● SHORT PROBLEM: In the listing below, pick out lines with "JSON".

[Begin RECORD SET]

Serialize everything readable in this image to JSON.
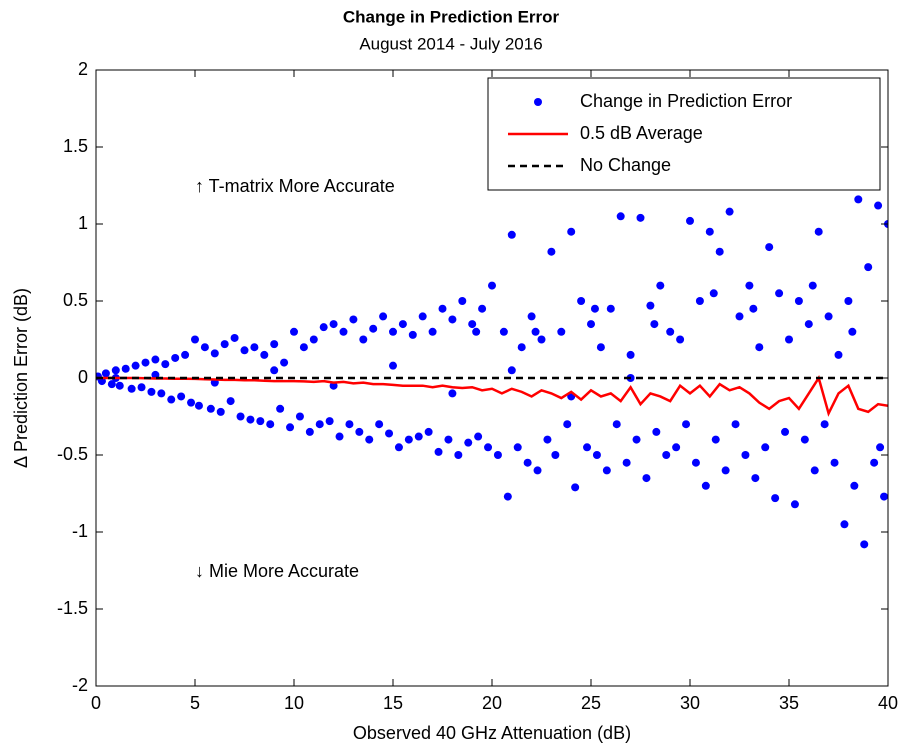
{
  "chart_data": {
    "type": "scatter",
    "title": "Change in Prediction Error",
    "subtitle": "August 2014 - July 2016",
    "xlabel": "Observed 40 GHz Attenuation (dB)",
    "ylabel": "Δ Prediction Error (dB)",
    "annotations": [
      "↑  T-matrix More Accurate",
      "↓  Mie More Accurate"
    ],
    "xlim": [
      0,
      40
    ],
    "ylim": [
      -2,
      2
    ],
    "xticks": [
      0,
      5,
      10,
      15,
      20,
      25,
      30,
      35,
      40
    ],
    "yticks": [
      -2,
      -1.5,
      -1,
      -0.5,
      0,
      0.5,
      1,
      1.5,
      2
    ],
    "grid": false,
    "legend": "upper right",
    "series": [
      {
        "name": "Change in Prediction Error",
        "color": "#0000ff",
        "style": "markers",
        "x": [
          0.1,
          0.3,
          0.5,
          0.8,
          1.0,
          1.2,
          1.5,
          1.8,
          2.0,
          2.3,
          2.5,
          2.8,
          3.0,
          3.3,
          3.5,
          3.8,
          4.0,
          4.3,
          4.5,
          4.8,
          5.0,
          5.2,
          5.5,
          5.8,
          6.0,
          6.3,
          6.5,
          6.8,
          7.0,
          7.3,
          7.5,
          7.8,
          8.0,
          8.3,
          8.5,
          8.8,
          9.0,
          9.3,
          9.5,
          9.8,
          10.0,
          10.3,
          10.5,
          10.8,
          11.0,
          11.3,
          11.5,
          11.8,
          12.0,
          12.3,
          12.5,
          12.8,
          13.0,
          13.3,
          13.5,
          13.8,
          14.0,
          14.3,
          14.5,
          14.8,
          15,
          15.3,
          15.5,
          15.8,
          16,
          16.3,
          16.5,
          16.8,
          17,
          17.3,
          17.5,
          17.8,
          18,
          18.3,
          18.5,
          18.8,
          19,
          19.3,
          19.5,
          19.8,
          20,
          20.3,
          20.6,
          20.8,
          21,
          21.3,
          21.5,
          21.8,
          22,
          22.3,
          22.5,
          22.8,
          23,
          23.2,
          23.5,
          23.8,
          24,
          24.2,
          24.5,
          24.8,
          25,
          25.3,
          25.5,
          25.8,
          26,
          26.3,
          26.5,
          26.8,
          27,
          27.3,
          27.5,
          27.8,
          28,
          28.3,
          28.5,
          28.8,
          29,
          29.3,
          29.5,
          29.8,
          30,
          30.3,
          30.5,
          30.8,
          31,
          31.3,
          31.5,
          31.8,
          32,
          32.3,
          32.5,
          32.8,
          33,
          33.3,
          33.5,
          33.8,
          34,
          34.3,
          34.5,
          34.8,
          35,
          35.3,
          35.5,
          35.8,
          36,
          36.3,
          36.5,
          36.8,
          37,
          37.3,
          37.5,
          37.8,
          38,
          38.3,
          38.5,
          38.8,
          39,
          39.3,
          39.5,
          39.8,
          40,
          39.6,
          38.2,
          36.2,
          33.2,
          31.2,
          28.2,
          25.2,
          22.2,
          19.2,
          1,
          3,
          6,
          9,
          12,
          15,
          18,
          21,
          24,
          27
        ],
        "values": [
          0.01,
          -0.02,
          0.03,
          -0.04,
          0.05,
          -0.05,
          0.06,
          -0.07,
          0.08,
          -0.06,
          0.1,
          -0.09,
          0.12,
          -0.1,
          0.09,
          -0.14,
          0.13,
          -0.12,
          0.15,
          -0.16,
          0.25,
          -0.18,
          0.2,
          -0.2,
          0.16,
          -0.22,
          0.22,
          -0.15,
          0.26,
          -0.25,
          0.18,
          -0.27,
          0.2,
          -0.28,
          0.15,
          -0.3,
          0.22,
          -0.2,
          0.1,
          -0.32,
          0.3,
          -0.25,
          0.2,
          -0.35,
          0.25,
          -0.3,
          0.33,
          -0.28,
          0.35,
          -0.38,
          0.3,
          -0.3,
          0.38,
          -0.35,
          0.25,
          -0.4,
          0.32,
          -0.3,
          0.4,
          -0.36,
          0.3,
          -0.45,
          0.35,
          -0.4,
          0.28,
          -0.38,
          0.4,
          -0.35,
          0.3,
          -0.48,
          0.45,
          -0.4,
          0.38,
          -0.5,
          0.5,
          -0.42,
          0.35,
          -0.38,
          0.45,
          -0.45,
          0.6,
          -0.5,
          0.3,
          -0.77,
          0.93,
          -0.45,
          0.2,
          -0.55,
          0.4,
          -0.6,
          0.25,
          -0.4,
          0.82,
          -0.5,
          0.3,
          -0.3,
          0.95,
          -0.71,
          0.5,
          -0.45,
          0.35,
          -0.5,
          0.2,
          -0.6,
          0.45,
          -0.3,
          1.05,
          -0.55,
          0.15,
          -0.4,
          1.04,
          -0.65,
          0.47,
          -0.35,
          0.6,
          -0.5,
          0.3,
          -0.45,
          0.25,
          -0.3,
          1.02,
          -0.55,
          0.5,
          -0.7,
          0.95,
          -0.4,
          0.82,
          -0.6,
          1.08,
          -0.3,
          0.4,
          -0.5,
          0.6,
          -0.65,
          0.2,
          -0.45,
          0.85,
          -0.78,
          0.55,
          -0.35,
          0.25,
          -0.82,
          0.5,
          -0.4,
          0.35,
          -0.6,
          0.95,
          -0.3,
          0.4,
          -0.55,
          0.15,
          -0.95,
          0.5,
          -0.7,
          1.16,
          -1.08,
          0.72,
          -0.55,
          1.12,
          -0.77,
          1.0,
          -0.45,
          0.3,
          0.6,
          0.45,
          0.55,
          0.35,
          0.45,
          0.3,
          0.3,
          0,
          0.02,
          -0.03,
          0.05,
          -0.05,
          0.08,
          -0.1,
          0.05,
          -0.12,
          0.0
        ]
      },
      {
        "name": "0.5 dB Average",
        "color": "#ff0000",
        "style": "solid",
        "x": [
          0,
          0.5,
          1,
          1.5,
          2,
          2.5,
          3,
          3.5,
          4,
          4.5,
          5,
          5.5,
          6,
          6.5,
          7,
          7.5,
          8,
          8.5,
          9,
          9.5,
          10,
          10.5,
          11,
          11.5,
          12,
          12.5,
          13,
          13.5,
          14,
          14.5,
          15,
          15.5,
          16,
          16.5,
          17,
          17.5,
          18,
          18.5,
          19,
          19.5,
          20,
          20.5,
          21,
          21.5,
          22,
          22.5,
          23,
          23.5,
          24,
          24.5,
          25,
          25.5,
          26,
          26.5,
          27,
          27.5,
          28,
          28.5,
          29,
          29.5,
          30,
          30.5,
          31,
          31.5,
          32,
          32.5,
          33,
          33.5,
          34,
          34.5,
          35,
          35.5,
          36,
          36.5,
          37,
          37.5,
          38,
          38.5,
          39,
          39.5,
          40
        ],
        "values": [
          0,
          0,
          0,
          0,
          0,
          -0.002,
          -0.003,
          -0.003,
          -0.005,
          -0.005,
          -0.006,
          -0.008,
          -0.01,
          -0.012,
          -0.012,
          -0.015,
          -0.015,
          -0.018,
          -0.02,
          -0.02,
          -0.02,
          -0.022,
          -0.025,
          -0.02,
          -0.03,
          -0.025,
          -0.035,
          -0.03,
          -0.04,
          -0.04,
          -0.045,
          -0.05,
          -0.05,
          -0.05,
          -0.06,
          -0.05,
          -0.06,
          -0.065,
          -0.06,
          -0.08,
          -0.07,
          -0.1,
          -0.07,
          -0.09,
          -0.12,
          -0.08,
          -0.1,
          -0.13,
          -0.09,
          -0.14,
          -0.08,
          -0.12,
          -0.1,
          -0.15,
          -0.06,
          -0.17,
          -0.1,
          -0.12,
          -0.15,
          -0.05,
          -0.1,
          -0.05,
          -0.12,
          -0.04,
          -0.08,
          -0.06,
          -0.1,
          -0.16,
          -0.2,
          -0.15,
          -0.13,
          -0.2,
          -0.1,
          0,
          -0.23,
          -0.1,
          -0.05,
          -0.2,
          -0.22,
          -0.17,
          -0.18
        ]
      },
      {
        "name": "No Change",
        "color": "#000000",
        "style": "dashed",
        "x": [
          0,
          40
        ],
        "values": [
          0,
          0
        ]
      }
    ]
  }
}
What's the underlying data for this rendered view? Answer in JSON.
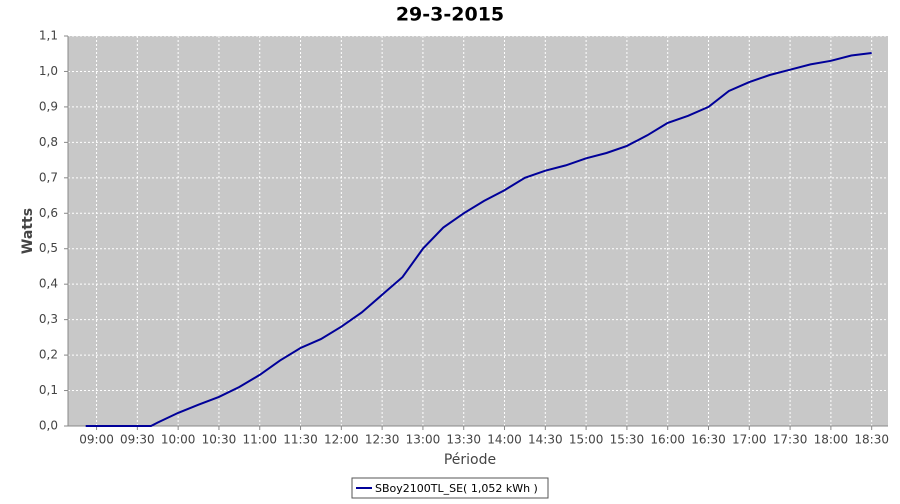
{
  "chart_data": {
    "type": "line",
    "title": "29-3-2015",
    "x_label": "Période",
    "y_label": "Watts",
    "x": [
      "08:52",
      "09:40",
      "09:45",
      "10:00",
      "10:15",
      "10:30",
      "10:45",
      "11:00",
      "11:15",
      "11:30",
      "11:45",
      "12:00",
      "12:15",
      "12:30",
      "12:45",
      "13:00",
      "13:15",
      "13:30",
      "13:45",
      "14:00",
      "14:15",
      "14:30",
      "14:45",
      "15:00",
      "15:15",
      "15:30",
      "15:45",
      "16:00",
      "16:15",
      "16:30",
      "16:45",
      "17:00",
      "17:15",
      "17:30",
      "17:45",
      "18:00",
      "18:15",
      "18:30"
    ],
    "series": [
      {
        "name": "SBoy2100TL_SE( 1,052 kWh )",
        "color": "#000099",
        "values": [
          0.0,
          0.0,
          0.01,
          0.037,
          0.06,
          0.082,
          0.11,
          0.144,
          0.185,
          0.22,
          0.245,
          0.28,
          0.32,
          0.37,
          0.42,
          0.5,
          0.56,
          0.6,
          0.635,
          0.665,
          0.7,
          0.72,
          0.735,
          0.755,
          0.77,
          0.79,
          0.82,
          0.855,
          0.875,
          0.9,
          0.945,
          0.97,
          0.99,
          1.005,
          1.02,
          1.03,
          1.045,
          1.052
        ]
      }
    ],
    "xlim": [
      "08:39",
      "18:42"
    ],
    "xticks": [
      "09:00",
      "09:30",
      "10:00",
      "10:30",
      "11:00",
      "11:30",
      "12:00",
      "12:30",
      "13:00",
      "13:30",
      "14:00",
      "14:30",
      "15:00",
      "15:30",
      "16:00",
      "16:30",
      "17:00",
      "17:30",
      "18:00",
      "18:30"
    ],
    "ylim": [
      0,
      1.1
    ],
    "yticks": [
      {
        "value": 0,
        "label": "0,0"
      },
      {
        "value": 0.1,
        "label": "0,1"
      },
      {
        "value": 0.2,
        "label": "0,2"
      },
      {
        "value": 0.3,
        "label": "0,3"
      },
      {
        "value": 0.4,
        "label": "0,4"
      },
      {
        "value": 0.5,
        "label": "0,5"
      },
      {
        "value": 0.6,
        "label": "0,6"
      },
      {
        "value": 0.7,
        "label": "0,7"
      },
      {
        "value": 0.8,
        "label": "0,8"
      },
      {
        "value": 0.9,
        "label": "0,9"
      },
      {
        "value": 1.0,
        "label": "1,0"
      },
      {
        "value": 1.1,
        "label": "1,1"
      }
    ],
    "grid": true
  }
}
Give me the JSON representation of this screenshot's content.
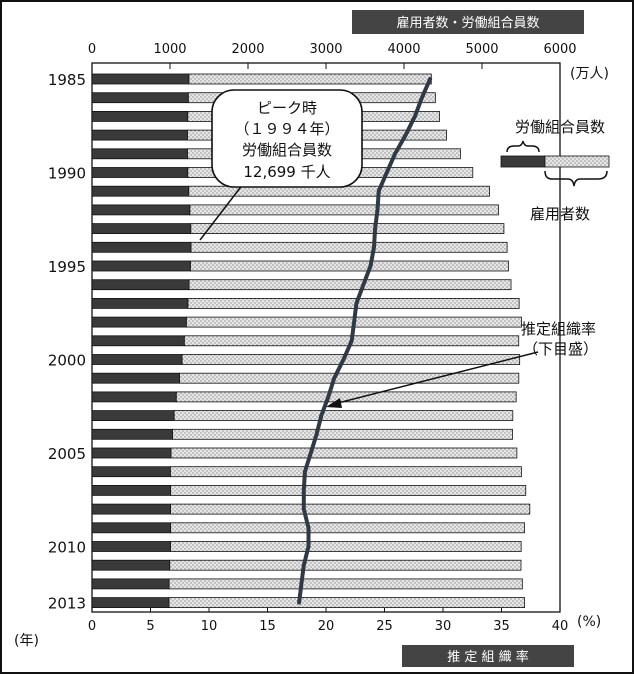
{
  "chart_data": {
    "type": "bar",
    "orientation": "horizontal",
    "top_axis_title": "雇用者数・労働組合員数",
    "top_axis_unit": "(万人)",
    "top_axis_ticks": [
      "0",
      "1000",
      "2000",
      "3000",
      "4000",
      "5000",
      "6000"
    ],
    "top_axis_range": [
      0,
      6000
    ],
    "bottom_axis_title": "推 定 組 織 率",
    "bottom_axis_unit": "(%)",
    "bottom_axis_ticks": [
      "0",
      "5",
      "10",
      "15",
      "20",
      "25",
      "30",
      "35",
      "40"
    ],
    "bottom_axis_range": [
      0,
      40
    ],
    "y_axis_unit": "(年)",
    "y_tick_labels": [
      "1985",
      "1990",
      "1995",
      "2000",
      "2005",
      "2010",
      "2013"
    ],
    "years": [
      1985,
      1986,
      1987,
      1988,
      1989,
      1990,
      1991,
      1992,
      1993,
      1994,
      1995,
      1996,
      1997,
      1998,
      1999,
      2000,
      2001,
      2002,
      2003,
      2004,
      2005,
      2006,
      2007,
      2008,
      2009,
      2010,
      2011,
      2012,
      2013
    ],
    "series": [
      {
        "name": "労働組合員数",
        "values": [
          1242,
          1234,
          1227,
          1223,
          1223,
          1227,
          1240,
          1254,
          1266,
          1270,
          1261,
          1245,
          1229,
          1209,
          1183,
          1154,
          1121,
          1080,
          1053,
          1031,
          1014,
          1004,
          1008,
          1007,
          1008,
          1005,
          996,
          989,
          987
        ]
      },
      {
        "name": "雇用者数",
        "values": [
          4350,
          4402,
          4456,
          4545,
          4723,
          4882,
          5097,
          5211,
          5281,
          5322,
          5339,
          5372,
          5476,
          5506,
          5471,
          5483,
          5472,
          5438,
          5395,
          5391,
          5447,
          5505,
          5561,
          5613,
          5546,
          5502,
          5500,
          5517,
          5546
        ]
      },
      {
        "name": "推定組織率",
        "values": [
          28.9,
          28.2,
          27.6,
          26.8,
          25.9,
          25.2,
          24.5,
          24.4,
          24.2,
          24.1,
          23.8,
          23.2,
          22.6,
          22.4,
          22.2,
          21.5,
          20.7,
          20.2,
          19.6,
          19.2,
          18.7,
          18.2,
          18.1,
          18.1,
          18.5,
          18.5,
          18.1,
          17.9,
          17.7
        ]
      }
    ],
    "legend": {
      "union_label": "労働組合員数",
      "employee_label": "雇用者数"
    },
    "annotations": {
      "peak_lines": [
        "ピーク時",
        "（１９９４年）",
        "労働組合員数",
        "12,699 千人"
      ],
      "rate_lines": [
        "推定組織率",
        "（下目盛）"
      ]
    }
  },
  "colors": {
    "union_fill": "#3a3a3a",
    "employee_fill": "#e3e3e3",
    "rate_line": "#2f3a44",
    "header_bg": "#444444",
    "frame": "#111111"
  }
}
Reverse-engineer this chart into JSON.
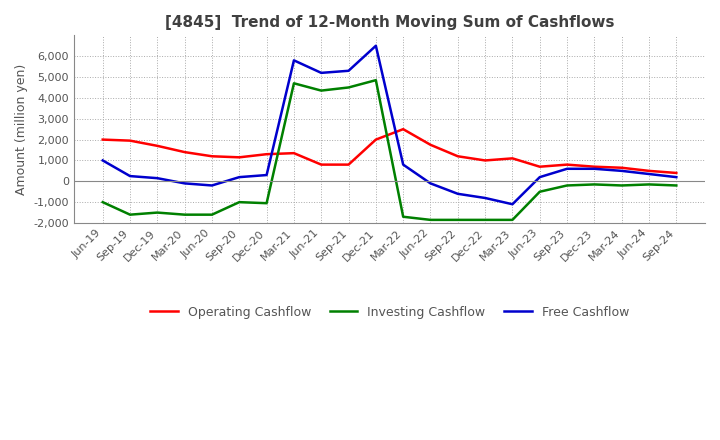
{
  "title": "[4845]  Trend of 12-Month Moving Sum of Cashflows",
  "ylabel": "Amount (million yen)",
  "ylim": [
    -2000,
    7000
  ],
  "yticks": [
    -2000,
    -1000,
    0,
    1000,
    2000,
    3000,
    4000,
    5000,
    6000
  ],
  "x_labels": [
    "Jun-19",
    "Sep-19",
    "Dec-19",
    "Mar-20",
    "Jun-20",
    "Sep-20",
    "Dec-20",
    "Mar-21",
    "Jun-21",
    "Sep-21",
    "Dec-21",
    "Mar-22",
    "Jun-22",
    "Sep-22",
    "Dec-22",
    "Mar-23",
    "Jun-23",
    "Sep-23",
    "Dec-23",
    "Mar-24",
    "Jun-24",
    "Sep-24"
  ],
  "operating": [
    2000,
    1950,
    1700,
    1400,
    1200,
    1150,
    1300,
    1350,
    800,
    800,
    2000,
    2500,
    1750,
    1200,
    1000,
    1100,
    700,
    800,
    700,
    650,
    500,
    400
  ],
  "investing": [
    -1000,
    -1600,
    -1500,
    -1600,
    -1600,
    -1000,
    -1050,
    4700,
    4350,
    4500,
    4850,
    -1700,
    -1850,
    -1850,
    -1850,
    -1850,
    -500,
    -200,
    -150,
    -200,
    -150,
    -200
  ],
  "free": [
    1000,
    250,
    150,
    -100,
    -200,
    200,
    300,
    5800,
    5200,
    5300,
    6500,
    800,
    -100,
    -600,
    -800,
    -1100,
    200,
    600,
    600,
    500,
    350,
    200
  ],
  "operating_color": "#ff0000",
  "investing_color": "#008000",
  "free_color": "#0000cd",
  "background_color": "#ffffff",
  "grid_color": "#aaaaaa",
  "title_color": "#404040",
  "label_color": "#555555",
  "title_fontsize": 11,
  "tick_fontsize": 8,
  "ylabel_fontsize": 9,
  "linewidth": 1.8
}
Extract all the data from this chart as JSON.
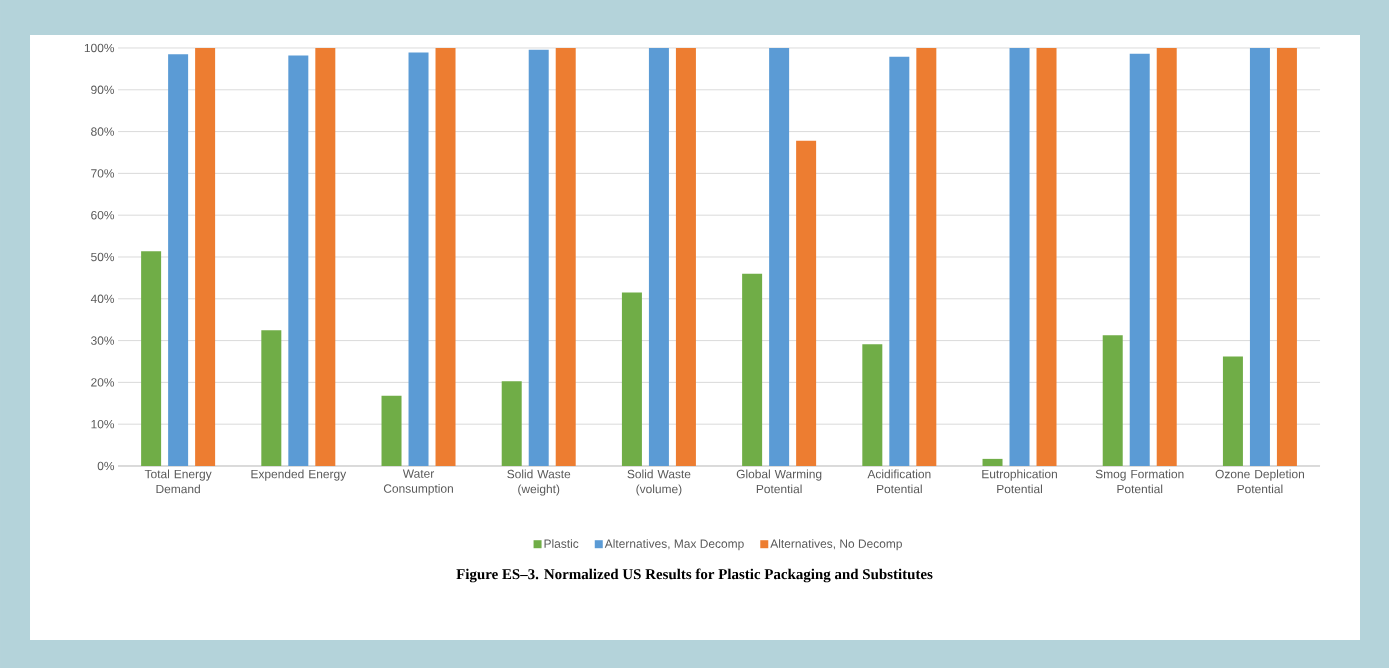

[End RECORD SET]

● SOLUTION BELOW:
Serialize everything readable in this image to JSON.
What's the underlying data for this rendered view? Answer in JSON.
Give me the JSON representation of this screenshot's content.
Reverse-engineer this chart into JSON.
Extract all the data from this chart as JSON.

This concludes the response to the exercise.